(Source records)
★ ★ ★

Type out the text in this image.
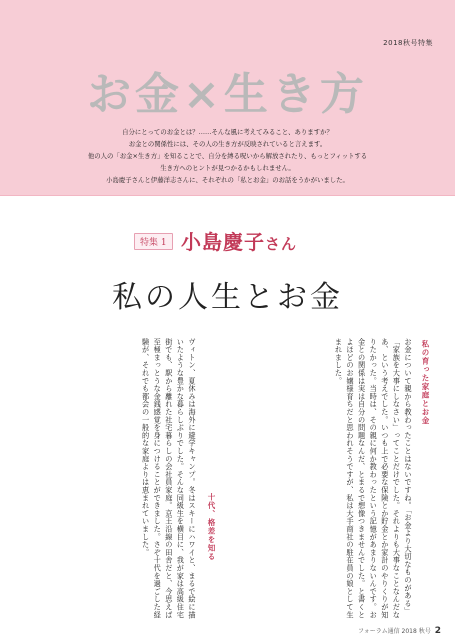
2018秋号特集
お金×生き方
自分にとってのお金とは？……そんな風に考えてみること、ありますか？
お金との関係性には、その人の生き方が反映されていると言えます。
他の人の「お金×生き方」を知ることで、自分を縛る呪いから解放されたり、もっとフィットする
生き方へのヒントが見つかるかもしれません。
小島慶子さんと伊藤洋志さんに、それぞれの「私とお金」のお話をうかがいました。
特集 1 小島慶子さん
私の人生とお金
私の育った家庭とお金
お金について親から教わったことはないですね。「お金より大切なものがある」「家族を大事にしなさい」ってことだけでした。それよりも大事なことなんだなあ、という考えでした。いつも上で必要な保険とか貯金とか家計のやりくりが知りたかった。当時は、その親に何か教わったという記憶があまりないんです。お金との関係は実は自分の問題なんだ、とまるで想像つきませんでした。と書くとよほどのお嬢様育ちだと思われそうですが、私は大手商社の駐在員の娘として生まれました。
十代、格差を知る
ヴィトン、夏休みは海外に避学キャンプ。冬はスキーにハワイと、まるで絵に描いたような豊かな暮らしぶりでした。そんな同級生を横目に、我が家は高級住宅街でも、駅から離れた社宅暮らしの会社員家庭。京王沿線の田舎だと、今思えば至極まっとうな金銭感覚を身につけることができました。さぞ十代を過ごした経験が、それでも都会の一般的な家庭よりは恵まれていました。
フォーラム通信 2018 秋号 2
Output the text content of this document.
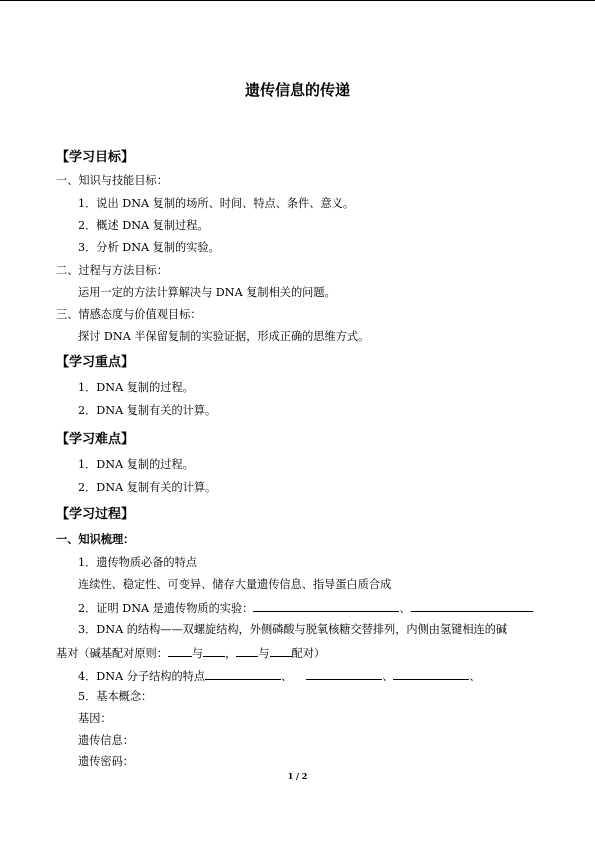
遗传信息的传递
【学习目标】
一、知识与技能目标：
1．说出 DNA 复制的场所、时间、特点、条件、意义。
2．概述 DNA 复制过程。
3．分析 DNA 复制的实验。
二、过程与方法目标：
运用一定的方法计算解决与 DNA 复制相关的问题。
三、情感态度与价值观目标：
探讨 DNA 半保留复制的实验证据，形成正确的思维方式。
【学习重点】
1．DNA 复制的过程。
2．DNA 复制有关的计算。
【学习难点】
1．DNA 复制的过程。
2．DNA 复制有关的计算。
【学习过程】
一、知识梳理：
1．遗传物质必备的特点
连续性、稳定性、可变异、储存大量遗传信息、指导蛋白质合成
2．证明 DNA 是遗传物质的实验：	、
3．DNA 的结构——双螺旋结构，外侧磷酸与脱氧核糖交替排列，内侧由氢键相连的碱
基对（碱基配对原则： 与 ， 与 配对）
4．DNA 分子结构的特点	、	、	、
5．基本概念：
基因：
遗传信息：
遗传密码：
1 / 2
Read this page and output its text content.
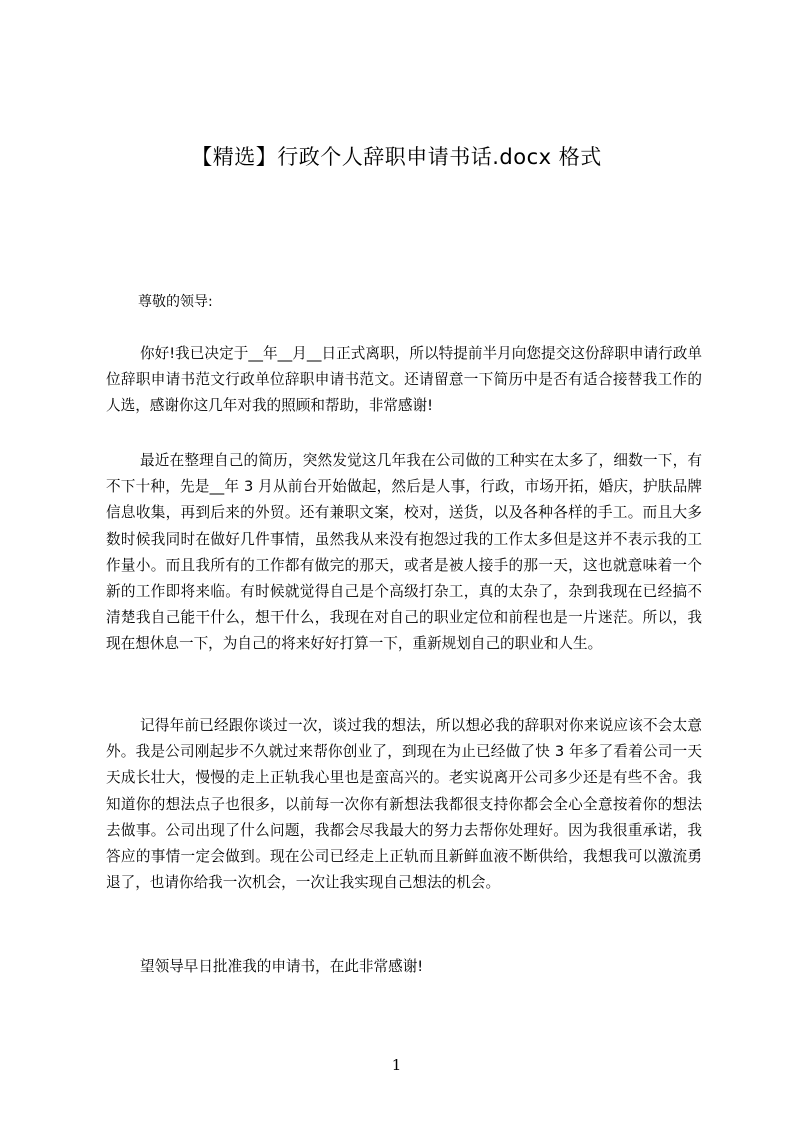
【精选】行政个人辞职申请书话.docx 格式
尊敬的领导:

你好!我已决定于__年__月__日正式离职，所以特提前半月向您提交这份辞职申请行政单位辞职申请书范文行政单位辞职申请书范文。还请留意一下简历中是否有适合接替我工作的人选，感谢你这几年对我的照顾和帮助，非常感谢!

最近在整理自己的简历，突然发觉这几年我在公司做的工种实在太多了，细数一下，有不下十种，先是__年 3 月从前台开始做起，然后是人事，行政，市场开拓，婚庆，护肤品牌信息收集，再到后来的外贸。还有兼职文案，校对，送货，以及各种各样的手工。而且大多数时候我同时在做好几件事情，虽然我从来没有抱怨过我的工作太多但是这并不表示我的工作量小。而且我所有的工作都有做完的那天，或者是被人接手的那一天，这也就意味着一个新的工作即将来临。有时候就觉得自己是个高级打杂工，真的太杂了，杂到我现在已经搞不清楚我自己能干什么，想干什么，我现在对自己的职业定位和前程也是一片迷茫。所以，我现在想休息一下，为自己的将来好好打算一下，重新规划自己的职业和人生。

记得年前已经跟你谈过一次，谈过我的想法，所以想必我的辞职对你来说应该不会太意外。我是公司刚起步不久就过来帮你创业了，到现在为止已经做了快 3 年多了看着公司一天天成长壮大，慢慢的走上正轨我心里也是蛮高兴的。老实说离开公司多少还是有些不舍。我知道你的想法点子也很多，以前每一次你有新想法我都很支持你都会全心全意按着你的想法去做事。公司出现了什么问题，我都会尽我最大的努力去帮你处理好。因为我很重承诺，我答应的事情一定会做到。现在公司已经走上正轨而且新鲜血液不断供给，我想我可以激流勇退了，也请你给我一次机会，一次让我实现自己想法的机会。

望领导早日批准我的申请书，在此非常感谢!

1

★ ★ ★

- Aim of the task: Repeat the full listing above exactly, with no pictures in the copy.

- Solution to the exercise:
Type out the text in this image.
2018秋号特集
お金×生き方
自分にとってのお金とは？……そんな風に考えてみること、ありますか？
お金との関係性には、その人の生き方が反映されていると言えます。
他の人の「お金×生き方」を知ることで、自分を縛る呪いから解放されたり、もっとフィットする
生き方へのヒントが見つかるかもしれません。
小島慶子さんと伊藤洋志さんに、それぞれの「私とお金」のお話をうかがいました。
特集 1 小島慶子さん
私の人生とお金
私の育った家庭とお金
お金について親から教わったことはないですね。「お金より大切なものがある」「家族を大事にしなさい」ってことだけでした。それよりも大事なことなんだなあ、という考えでした。いつも上で必要な保険とか貯金とか家計のやりくりが知りたかった。当時は、その親に何か教わったという記憶があまりないんです。お金との関係は実は自分の問題なんだ、とまるで想像つきませんでした。と書くとよほどのお嬢様育ちだと思われそうですが、私は大手商社の駐在員の娘として生まれました。
十代、格差を知る
ヴィトン、夏休みは海外に避学キャンプ。冬はスキーにハワイと、まるで絵に描いたような豊かな暮らしぶりでした。そんな同級生を横目に、我が家は高級住宅街でも、駅から離れた社宅暮らしの会社員家庭。京王沿線の田舎だと、今思えば至極まっとうな金銭感覚を身につけることができました。さぞ十代を過ごした経験が、それでも都会の一般的な家庭よりは恵まれていました。
フォーラム通信 2018 秋号 2
Output the text content of this document.
遗传信息的传递
【学习目标】
一、知识与技能目标：
1．说出 DNA 复制的场所、时间、特点、条件、意义。
2．概述 DNA 复制过程。
3．分析 DNA 复制的实验。
二、过程与方法目标：
运用一定的方法计算解决与 DNA 复制相关的问题。
三、情感态度与价值观目标：
探讨 DNA 半保留复制的实验证据，形成正确的思维方式。
【学习重点】
1．DNA 复制的过程。
2．DNA 复制有关的计算。
【学习难点】
1．DNA 复制的过程。
2．DNA 复制有关的计算。
【学习过程】
一、知识梳理：
1．遗传物质必备的特点
连续性、稳定性、可变异、储存大量遗传信息、指导蛋白质合成
2．证明 DNA 是遗传物质的实验：	、
3．DNA 的结构——双螺旋结构，外侧磷酸与脱氧核糖交替排列，内侧由氢键相连的碱
基对（碱基配对原则： 与 ， 与 配对）
4．DNA 分子结构的特点	、	、	、
5．基本概念：
基因：
遗传信息：
遗传密码：
1 / 2
Read this page and output its text content.
【精选】行政个人辞职申请书话.docx 格式
尊敬的领导:

你好!我已决定于__年__月__日正式离职，所以特提前半月向您提交这份辞职申请行政单位辞职申请书范文行政单位辞职申请书范文。还请留意一下简历中是否有适合接替我工作的人选，感谢你这几年对我的照顾和帮助，非常感谢!

最近在整理自己的简历，突然发觉这几年我在公司做的工种实在太多了，细数一下，有不下十种，先是__年 3 月从前台开始做起，然后是人事，行政，市场开拓，婚庆，护肤品牌信息收集，再到后来的外贸。还有兼职文案，校对，送货，以及各种各样的手工。而且大多数时候我同时在做好几件事情，虽然我从来没有抱怨过我的工作太多但是这并不表示我的工作量小。而且我所有的工作都有做完的那天，或者是被人接手的那一天，这也就意味着一个新的工作即将来临。有时候就觉得自己是个高级打杂工，真的太杂了，杂到我现在已经搞不清楚我自己能干什么，想干什么，我现在对自己的职业定位和前程也是一片迷茫。所以，我现在想休息一下，为自己的将来好好打算一下，重新规划自己的职业和人生。

记得年前已经跟你谈过一次，谈过我的想法，所以想必我的辞职对你来说应该不会太意外。我是公司刚起步不久就过来帮你创业了，到现在为止已经做了快 3 年多了看着公司一天天成长壮大，慢慢的走上正轨我心里也是蛮高兴的。老实说离开公司多少还是有些不舍。我知道你的想法点子也很多，以前每一次你有新想法我都很支持你都会全心全意按着你的想法去做事。公司出现了什么问题，我都会尽我最大的努力去帮你处理好。因为我很重承诺，我答应的事情一定会做到。现在公司已经走上正轨而且新鲜血液不断供给，我想我可以激流勇退了，也请你给我一次机会，一次让我实现自己想法的机会。

望领导早日批准我的申请书，在此非常感谢!

1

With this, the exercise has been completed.